- Written instruction: Transcribe the listing verbatim. Do not carry over any pictures.

- Dataset entries:
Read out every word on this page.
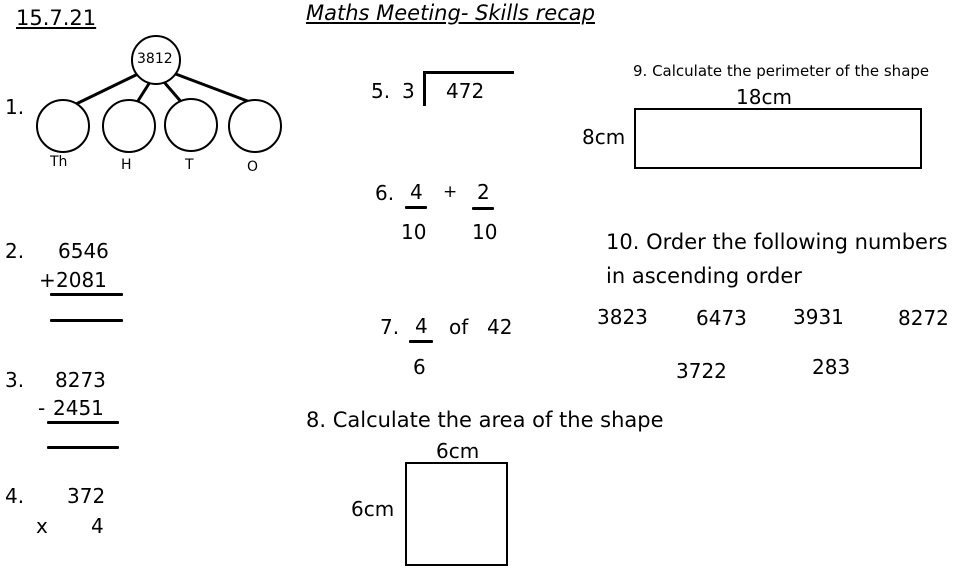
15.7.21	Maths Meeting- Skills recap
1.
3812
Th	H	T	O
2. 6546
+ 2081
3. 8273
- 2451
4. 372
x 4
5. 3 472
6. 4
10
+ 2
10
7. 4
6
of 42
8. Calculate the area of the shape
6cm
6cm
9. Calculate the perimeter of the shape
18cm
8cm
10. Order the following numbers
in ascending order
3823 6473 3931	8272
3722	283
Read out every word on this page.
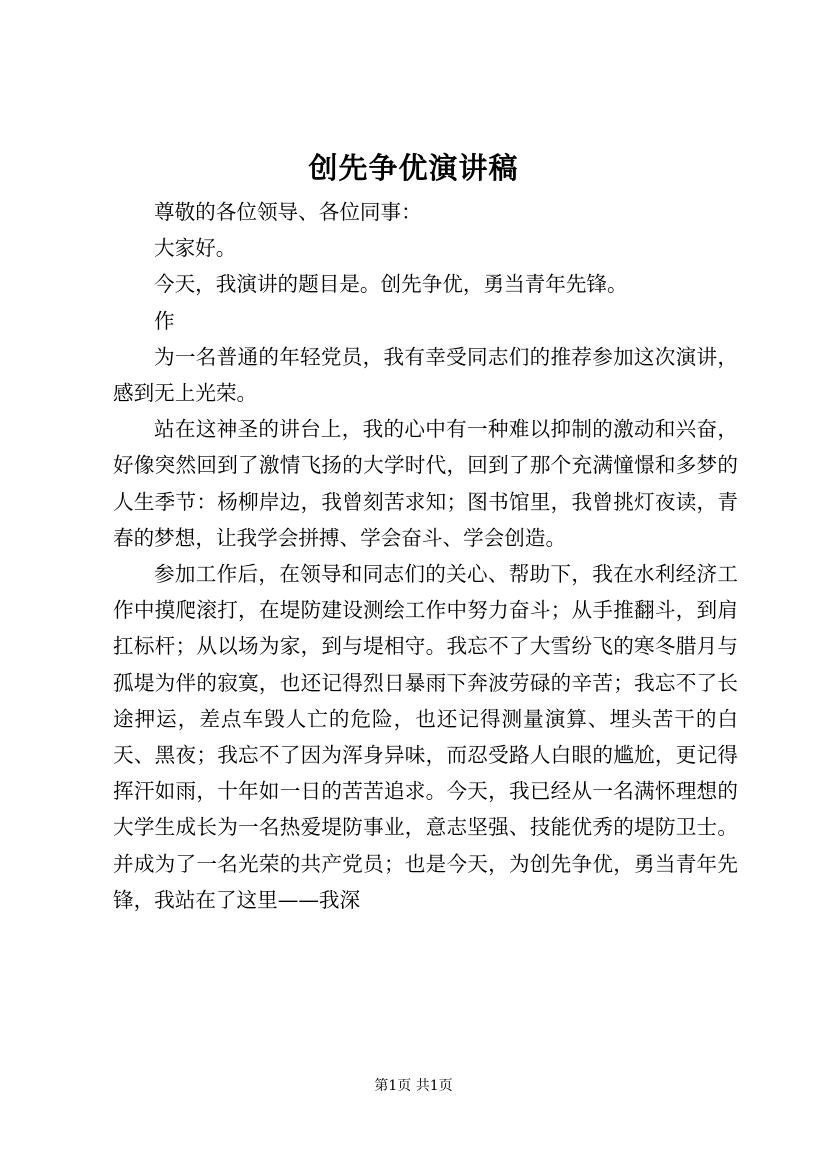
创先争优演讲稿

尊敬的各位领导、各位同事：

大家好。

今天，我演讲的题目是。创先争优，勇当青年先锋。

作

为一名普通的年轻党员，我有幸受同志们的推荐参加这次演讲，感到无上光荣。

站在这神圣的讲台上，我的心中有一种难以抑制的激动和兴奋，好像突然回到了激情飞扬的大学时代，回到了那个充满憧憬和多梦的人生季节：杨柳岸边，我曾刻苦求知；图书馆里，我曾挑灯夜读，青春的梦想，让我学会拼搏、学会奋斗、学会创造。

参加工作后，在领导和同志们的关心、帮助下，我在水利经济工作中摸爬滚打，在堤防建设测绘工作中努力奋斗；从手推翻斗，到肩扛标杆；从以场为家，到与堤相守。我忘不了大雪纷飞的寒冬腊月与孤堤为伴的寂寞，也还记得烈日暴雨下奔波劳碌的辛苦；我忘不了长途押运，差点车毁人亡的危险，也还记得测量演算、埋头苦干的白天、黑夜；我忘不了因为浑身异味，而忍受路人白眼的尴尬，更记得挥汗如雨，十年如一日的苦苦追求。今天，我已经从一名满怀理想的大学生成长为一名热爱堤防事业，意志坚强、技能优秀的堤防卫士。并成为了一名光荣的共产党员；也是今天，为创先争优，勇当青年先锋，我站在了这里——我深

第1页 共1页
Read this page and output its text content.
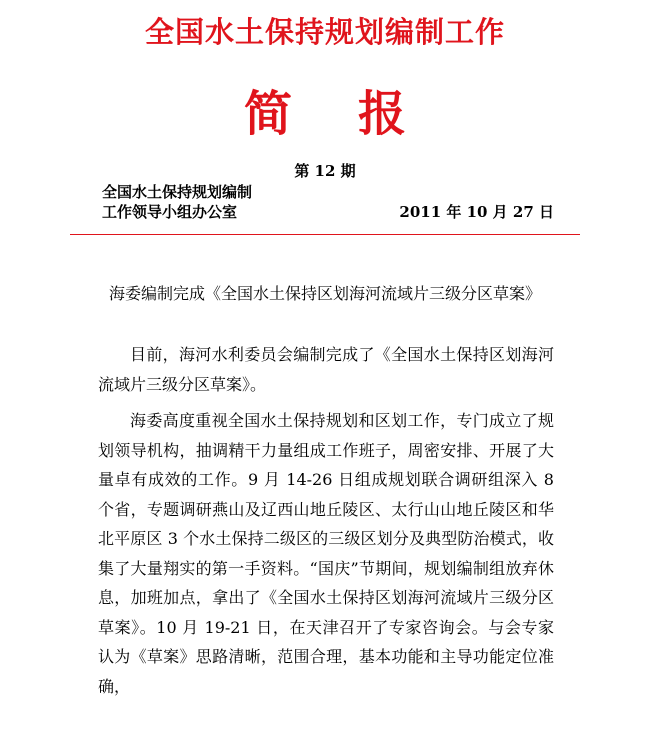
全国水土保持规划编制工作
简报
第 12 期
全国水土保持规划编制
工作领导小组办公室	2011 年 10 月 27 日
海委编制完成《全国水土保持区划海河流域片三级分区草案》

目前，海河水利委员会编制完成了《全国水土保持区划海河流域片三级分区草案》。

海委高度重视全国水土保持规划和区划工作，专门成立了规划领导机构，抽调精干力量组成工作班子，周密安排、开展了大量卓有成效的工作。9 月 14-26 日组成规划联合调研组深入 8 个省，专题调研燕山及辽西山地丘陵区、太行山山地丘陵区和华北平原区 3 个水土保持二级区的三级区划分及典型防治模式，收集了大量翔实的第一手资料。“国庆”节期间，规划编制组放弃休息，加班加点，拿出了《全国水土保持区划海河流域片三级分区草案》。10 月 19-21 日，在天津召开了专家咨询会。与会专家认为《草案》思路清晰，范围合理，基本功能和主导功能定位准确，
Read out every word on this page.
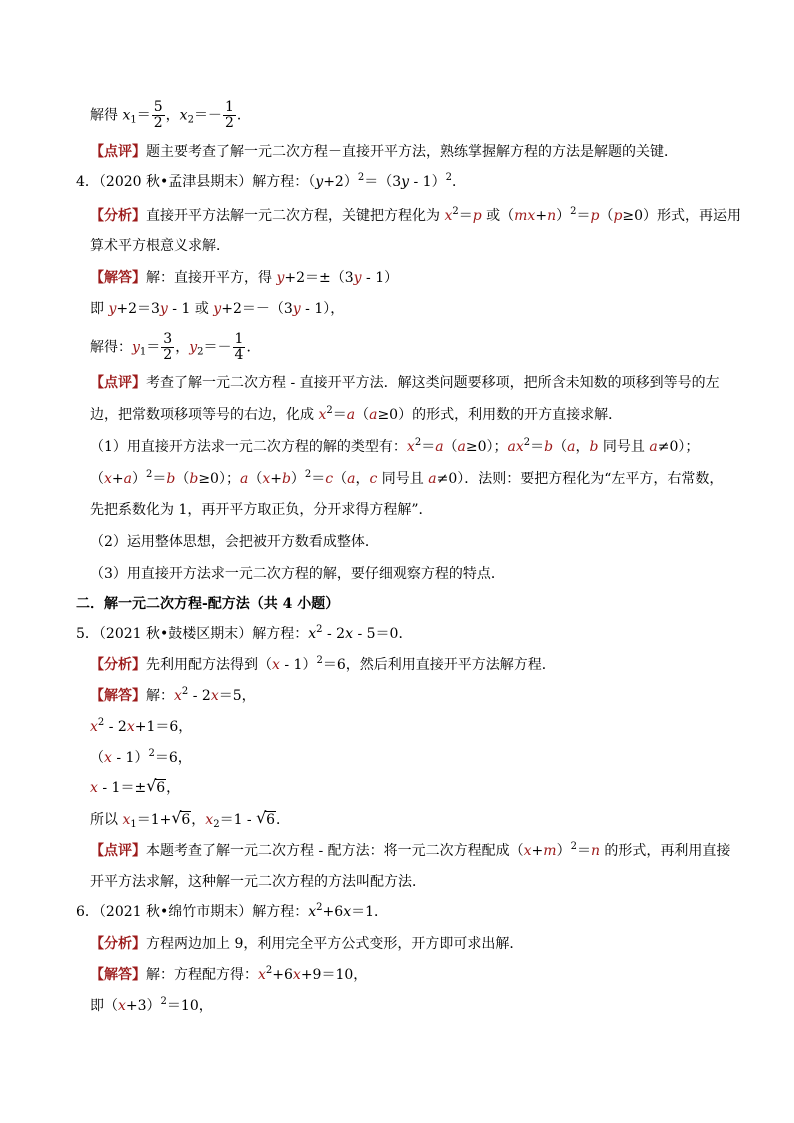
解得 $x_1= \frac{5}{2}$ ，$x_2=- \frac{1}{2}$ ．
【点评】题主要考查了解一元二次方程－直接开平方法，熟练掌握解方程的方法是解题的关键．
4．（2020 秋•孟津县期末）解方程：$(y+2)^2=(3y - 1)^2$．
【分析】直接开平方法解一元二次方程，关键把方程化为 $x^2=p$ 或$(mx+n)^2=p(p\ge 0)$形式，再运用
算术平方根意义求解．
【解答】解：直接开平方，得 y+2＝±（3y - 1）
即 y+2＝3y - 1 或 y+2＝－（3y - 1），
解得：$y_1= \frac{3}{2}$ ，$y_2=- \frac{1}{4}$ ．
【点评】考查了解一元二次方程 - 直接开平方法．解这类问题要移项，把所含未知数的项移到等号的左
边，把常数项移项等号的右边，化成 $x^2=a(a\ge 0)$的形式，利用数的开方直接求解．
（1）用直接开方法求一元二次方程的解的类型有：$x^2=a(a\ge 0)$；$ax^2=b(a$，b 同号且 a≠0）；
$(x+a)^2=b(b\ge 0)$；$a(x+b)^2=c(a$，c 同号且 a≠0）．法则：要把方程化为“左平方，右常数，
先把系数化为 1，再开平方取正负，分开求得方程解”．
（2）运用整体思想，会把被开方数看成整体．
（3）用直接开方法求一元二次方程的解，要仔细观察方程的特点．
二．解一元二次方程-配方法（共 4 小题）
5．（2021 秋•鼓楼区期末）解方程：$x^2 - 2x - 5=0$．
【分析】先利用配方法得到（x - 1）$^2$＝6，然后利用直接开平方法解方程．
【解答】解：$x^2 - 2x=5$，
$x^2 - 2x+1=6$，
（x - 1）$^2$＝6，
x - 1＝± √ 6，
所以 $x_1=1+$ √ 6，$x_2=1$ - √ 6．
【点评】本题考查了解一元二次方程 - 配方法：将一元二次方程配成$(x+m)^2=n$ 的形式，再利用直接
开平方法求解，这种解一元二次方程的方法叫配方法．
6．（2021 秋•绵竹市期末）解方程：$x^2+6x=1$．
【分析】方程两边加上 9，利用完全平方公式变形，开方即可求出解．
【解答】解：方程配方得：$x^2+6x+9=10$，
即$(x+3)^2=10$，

- Solved exercise:
Read out every word on this page.
15.7.21	Maths Meeting- Skills recap
1.
3812
Th	H	T	O
2. 6546
+ 2081
3. 8273
- 2451
4. 372
x 4
5. 3 472
6. 4
10
+ 2
10
7. 4
6
of 42
8. Calculate the area of the shape
6cm
6cm
9. Calculate the perimeter of the shape
18cm
8cm
10. Order the following numbers
in ascending order
3823 6473 3931	8272
3722	283
Read out every word on this page.
创先争优演讲稿

尊敬的各位领导、各位同事：

大家好。

今天，我演讲的题目是。创先争优，勇当青年先锋。

作

为一名普通的年轻党员，我有幸受同志们的推荐参加这次演讲，感到无上光荣。

站在这神圣的讲台上，我的心中有一种难以抑制的激动和兴奋，好像突然回到了激情飞扬的大学时代，回到了那个充满憧憬和多梦的人生季节：杨柳岸边，我曾刻苦求知；图书馆里，我曾挑灯夜读，青春的梦想，让我学会拼搏、学会奋斗、学会创造。

参加工作后，在领导和同志们的关心、帮助下，我在水利经济工作中摸爬滚打，在堤防建设测绘工作中努力奋斗；从手推翻斗，到肩扛标杆；从以场为家，到与堤相守。我忘不了大雪纷飞的寒冬腊月与孤堤为伴的寂寞，也还记得烈日暴雨下奔波劳碌的辛苦；我忘不了长途押运，差点车毁人亡的危险，也还记得测量演算、埋头苦干的白天、黑夜；我忘不了因为浑身异味，而忍受路人白眼的尴尬，更记得挥汗如雨，十年如一日的苦苦追求。今天，我已经从一名满怀理想的大学生成长为一名热爱堤防事业，意志坚强、技能优秀的堤防卫士。并成为了一名光荣的共产党员；也是今天，为创先争优，勇当青年先锋，我站在了这里——我深

第1页 共1页
Read this page and output its text content.
全国水土保持规划编制工作
简报
第 12 期
全国水土保持规划编制
工作领导小组办公室	2011 年 10 月 27 日
海委编制完成《全国水土保持区划海河流域片三级分区草案》

目前，海河水利委员会编制完成了《全国水土保持区划海河流域片三级分区草案》。

海委高度重视全国水土保持规划和区划工作，专门成立了规划领导机构，抽调精干力量组成工作班子，周密安排、开展了大量卓有成效的工作。9 月 14-26 日组成规划联合调研组深入 8 个省，专题调研燕山及辽西山地丘陵区、太行山山地丘陵区和华北平原区 3 个水土保持二级区的三级区划分及典型防治模式，收集了大量翔实的第一手资料。“国庆”节期间，规划编制组放弃休息，加班加点，拿出了《全国水土保持区划海河流域片三级分区草案》。10 月 19-21 日，在天津召开了专家咨询会。与会专家认为《草案》思路清晰，范围合理，基本功能和主导功能定位准确，
Read out every word on this page.
解得 $x_1= \frac{5}{2}$ ，$x_2=- \frac{1}{2}$ ．
【点评】题主要考查了解一元二次方程－直接开平方法，熟练掌握解方程的方法是解题的关键．
4．（2020 秋•孟津县期末）解方程：$(y+2)^2=(3y - 1)^2$．
【分析】直接开平方法解一元二次方程，关键把方程化为 $x^2=p$ 或$(mx+n)^2=p(p\ge 0)$形式，再运用
算术平方根意义求解．
【解答】解：直接开平方，得 y+2＝±（3y - 1）
即 y+2＝3y - 1 或 y+2＝－（3y - 1），
解得：$y_1= \frac{3}{2}$ ，$y_2=- \frac{1}{4}$ ．
【点评】考查了解一元二次方程 - 直接开平方法．解这类问题要移项，把所含未知数的项移到等号的左
边，把常数项移项等号的右边，化成 $x^2=a(a\ge 0)$的形式，利用数的开方直接求解．
（1）用直接开方法求一元二次方程的解的类型有：$x^2=a(a\ge 0)$；$ax^2=b(a$，b 同号且 a≠0）；
$(x+a)^2=b(b\ge 0)$；$a(x+b)^2=c(a$，c 同号且 a≠0）．法则：要把方程化为“左平方，右常数，
先把系数化为 1，再开平方取正负，分开求得方程解”．
（2）运用整体思想，会把被开方数看成整体．
（3）用直接开方法求一元二次方程的解，要仔细观察方程的特点．
二．解一元二次方程-配方法（共 4 小题）
5．（2021 秋•鼓楼区期末）解方程：$x^2 - 2x - 5=0$．
【分析】先利用配方法得到（x - 1）$^2$＝6，然后利用直接开平方法解方程．
【解答】解：$x^2 - 2x=5$，
$x^2 - 2x+1=6$，
（x - 1）$^2$＝6，
x - 1＝± √ 6，
所以 $x_1=1+$ √ 6，$x_2=1$ - √ 6．
【点评】本题考查了解一元二次方程 - 配方法：将一元二次方程配成$(x+m)^2=n$ 的形式，再利用直接
开平方法求解，这种解一元二次方程的方法叫配方法．
6．（2021 秋•绵竹市期末）解方程：$x^2+6x=1$．
【分析】方程两边加上 9，利用完全平方公式变形，开方即可求出解．
【解答】解：方程配方得：$x^2+6x+9=10$，
即$(x+3)^2=10$，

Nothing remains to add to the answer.